(Dataset rows about figures)
-- Start --

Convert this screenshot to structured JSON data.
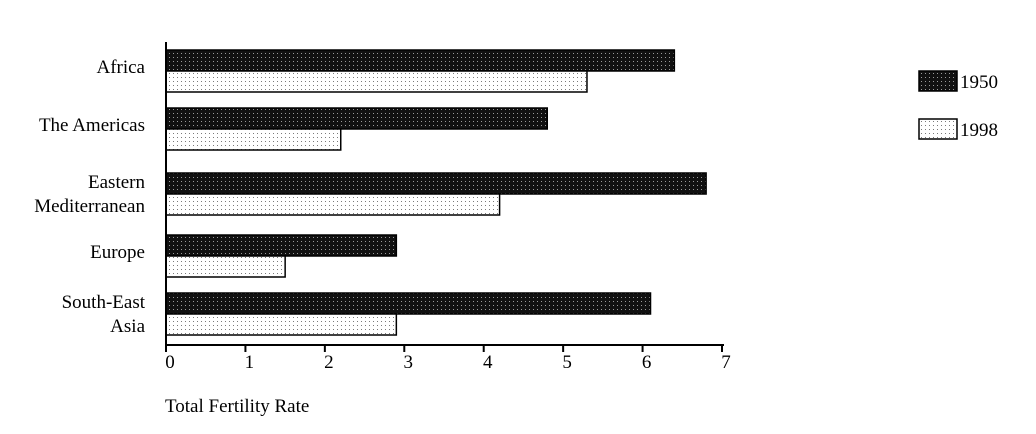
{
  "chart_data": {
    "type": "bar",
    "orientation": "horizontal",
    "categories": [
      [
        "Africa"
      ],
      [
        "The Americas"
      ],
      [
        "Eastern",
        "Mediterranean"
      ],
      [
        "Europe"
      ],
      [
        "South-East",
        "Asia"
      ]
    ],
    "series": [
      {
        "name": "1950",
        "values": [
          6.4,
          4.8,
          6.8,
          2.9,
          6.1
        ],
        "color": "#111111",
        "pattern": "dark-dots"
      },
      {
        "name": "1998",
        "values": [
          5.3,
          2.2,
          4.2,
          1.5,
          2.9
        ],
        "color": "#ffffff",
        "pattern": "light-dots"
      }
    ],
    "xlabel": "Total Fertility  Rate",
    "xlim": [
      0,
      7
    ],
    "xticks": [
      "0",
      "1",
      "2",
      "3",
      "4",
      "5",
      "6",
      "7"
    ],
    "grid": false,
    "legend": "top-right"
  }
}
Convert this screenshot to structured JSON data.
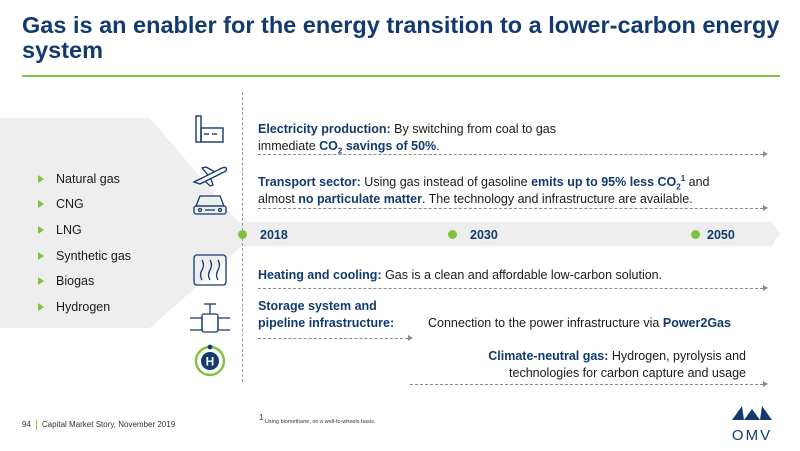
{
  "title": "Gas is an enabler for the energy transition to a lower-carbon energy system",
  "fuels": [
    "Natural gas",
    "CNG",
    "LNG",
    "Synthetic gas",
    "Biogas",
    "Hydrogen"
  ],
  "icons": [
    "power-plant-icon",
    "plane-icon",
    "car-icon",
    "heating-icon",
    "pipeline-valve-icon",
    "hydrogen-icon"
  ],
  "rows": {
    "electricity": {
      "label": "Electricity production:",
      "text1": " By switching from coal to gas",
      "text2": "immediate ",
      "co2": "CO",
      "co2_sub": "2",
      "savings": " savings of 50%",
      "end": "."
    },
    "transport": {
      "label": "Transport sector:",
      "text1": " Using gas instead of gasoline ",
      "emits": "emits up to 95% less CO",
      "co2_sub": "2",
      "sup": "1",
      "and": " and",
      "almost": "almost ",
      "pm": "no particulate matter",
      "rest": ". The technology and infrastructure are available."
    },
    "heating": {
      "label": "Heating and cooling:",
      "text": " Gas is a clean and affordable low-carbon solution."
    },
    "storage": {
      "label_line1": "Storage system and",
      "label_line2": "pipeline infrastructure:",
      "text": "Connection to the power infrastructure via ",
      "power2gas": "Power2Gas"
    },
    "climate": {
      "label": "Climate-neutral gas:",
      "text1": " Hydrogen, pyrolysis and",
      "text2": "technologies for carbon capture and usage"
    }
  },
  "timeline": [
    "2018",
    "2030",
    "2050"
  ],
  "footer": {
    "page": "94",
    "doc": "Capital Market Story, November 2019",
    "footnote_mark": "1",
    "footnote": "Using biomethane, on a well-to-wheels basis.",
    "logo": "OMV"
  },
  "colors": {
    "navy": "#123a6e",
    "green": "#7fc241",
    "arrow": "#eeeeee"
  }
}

-- End --
-- Start --

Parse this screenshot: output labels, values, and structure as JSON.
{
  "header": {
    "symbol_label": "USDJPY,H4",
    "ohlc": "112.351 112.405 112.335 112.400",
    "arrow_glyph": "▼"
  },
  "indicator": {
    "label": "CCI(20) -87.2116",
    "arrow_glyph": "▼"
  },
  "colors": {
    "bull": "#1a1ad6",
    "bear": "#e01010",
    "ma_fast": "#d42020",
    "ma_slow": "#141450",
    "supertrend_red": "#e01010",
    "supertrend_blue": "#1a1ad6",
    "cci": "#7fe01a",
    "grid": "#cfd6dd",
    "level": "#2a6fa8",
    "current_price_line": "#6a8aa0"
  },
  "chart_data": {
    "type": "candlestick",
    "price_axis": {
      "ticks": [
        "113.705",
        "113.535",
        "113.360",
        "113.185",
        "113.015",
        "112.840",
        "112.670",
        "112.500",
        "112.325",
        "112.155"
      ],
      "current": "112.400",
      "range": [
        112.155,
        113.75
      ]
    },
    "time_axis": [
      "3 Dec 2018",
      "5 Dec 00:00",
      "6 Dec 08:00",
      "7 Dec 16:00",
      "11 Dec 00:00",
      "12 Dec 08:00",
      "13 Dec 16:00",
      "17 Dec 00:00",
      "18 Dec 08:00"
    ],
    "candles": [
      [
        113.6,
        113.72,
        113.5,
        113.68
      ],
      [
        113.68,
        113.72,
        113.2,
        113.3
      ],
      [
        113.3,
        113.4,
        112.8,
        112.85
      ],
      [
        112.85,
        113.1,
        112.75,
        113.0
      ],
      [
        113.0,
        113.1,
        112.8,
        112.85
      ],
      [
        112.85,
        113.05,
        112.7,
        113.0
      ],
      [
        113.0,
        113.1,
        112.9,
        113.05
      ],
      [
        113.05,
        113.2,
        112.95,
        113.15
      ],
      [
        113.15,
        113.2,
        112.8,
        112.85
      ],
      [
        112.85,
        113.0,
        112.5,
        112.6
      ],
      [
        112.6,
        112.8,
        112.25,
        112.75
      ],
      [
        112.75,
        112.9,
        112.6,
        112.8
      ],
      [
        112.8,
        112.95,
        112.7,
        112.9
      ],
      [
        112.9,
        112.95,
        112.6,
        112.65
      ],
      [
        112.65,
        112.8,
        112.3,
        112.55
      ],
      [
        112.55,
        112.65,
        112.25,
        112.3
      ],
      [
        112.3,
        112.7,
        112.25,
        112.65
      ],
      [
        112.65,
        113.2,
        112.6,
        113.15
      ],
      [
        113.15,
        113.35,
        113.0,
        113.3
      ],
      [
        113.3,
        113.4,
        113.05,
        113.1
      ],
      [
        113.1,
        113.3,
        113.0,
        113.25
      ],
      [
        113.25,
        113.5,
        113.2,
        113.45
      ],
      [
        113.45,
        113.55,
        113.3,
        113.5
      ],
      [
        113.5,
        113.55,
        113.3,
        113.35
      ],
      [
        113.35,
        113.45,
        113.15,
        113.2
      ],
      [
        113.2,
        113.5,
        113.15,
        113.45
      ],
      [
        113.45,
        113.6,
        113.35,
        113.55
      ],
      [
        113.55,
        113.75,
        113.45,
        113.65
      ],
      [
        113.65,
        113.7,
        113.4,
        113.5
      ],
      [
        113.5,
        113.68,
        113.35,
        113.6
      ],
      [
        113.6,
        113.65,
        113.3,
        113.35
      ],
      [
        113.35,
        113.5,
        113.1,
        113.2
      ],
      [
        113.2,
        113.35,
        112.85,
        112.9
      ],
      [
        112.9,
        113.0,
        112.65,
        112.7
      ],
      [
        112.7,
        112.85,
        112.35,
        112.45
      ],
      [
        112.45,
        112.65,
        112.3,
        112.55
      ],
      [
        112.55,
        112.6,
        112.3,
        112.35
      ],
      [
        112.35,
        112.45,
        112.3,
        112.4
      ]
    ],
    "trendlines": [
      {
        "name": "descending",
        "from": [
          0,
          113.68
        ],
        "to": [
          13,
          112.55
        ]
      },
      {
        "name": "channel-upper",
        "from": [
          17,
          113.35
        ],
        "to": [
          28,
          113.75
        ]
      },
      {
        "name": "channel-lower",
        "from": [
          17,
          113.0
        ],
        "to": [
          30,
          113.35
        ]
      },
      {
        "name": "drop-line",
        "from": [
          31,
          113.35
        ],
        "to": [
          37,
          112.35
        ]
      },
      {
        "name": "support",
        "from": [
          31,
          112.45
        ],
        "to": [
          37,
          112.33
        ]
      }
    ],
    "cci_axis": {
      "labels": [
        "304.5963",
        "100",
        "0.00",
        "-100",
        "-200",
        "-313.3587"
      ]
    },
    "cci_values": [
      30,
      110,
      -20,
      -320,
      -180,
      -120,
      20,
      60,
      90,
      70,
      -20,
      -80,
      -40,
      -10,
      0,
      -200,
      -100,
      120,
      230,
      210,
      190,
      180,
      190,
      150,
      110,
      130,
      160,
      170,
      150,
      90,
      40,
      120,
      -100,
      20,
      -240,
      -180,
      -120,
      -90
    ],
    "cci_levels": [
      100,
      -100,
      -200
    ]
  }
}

-- End --

__WHAT YOU WILL DO__: Copy out each line of the listing that holds "carbon".

__RESPONSE TO THIS EXERCISE__:
  "title": "Gas is an enabler for the energy transition to a lower-carbon energy system",
      "text": " Gas is a clean and affordable low-carbon solution."
      "text2": "technologies for carbon capture and usage"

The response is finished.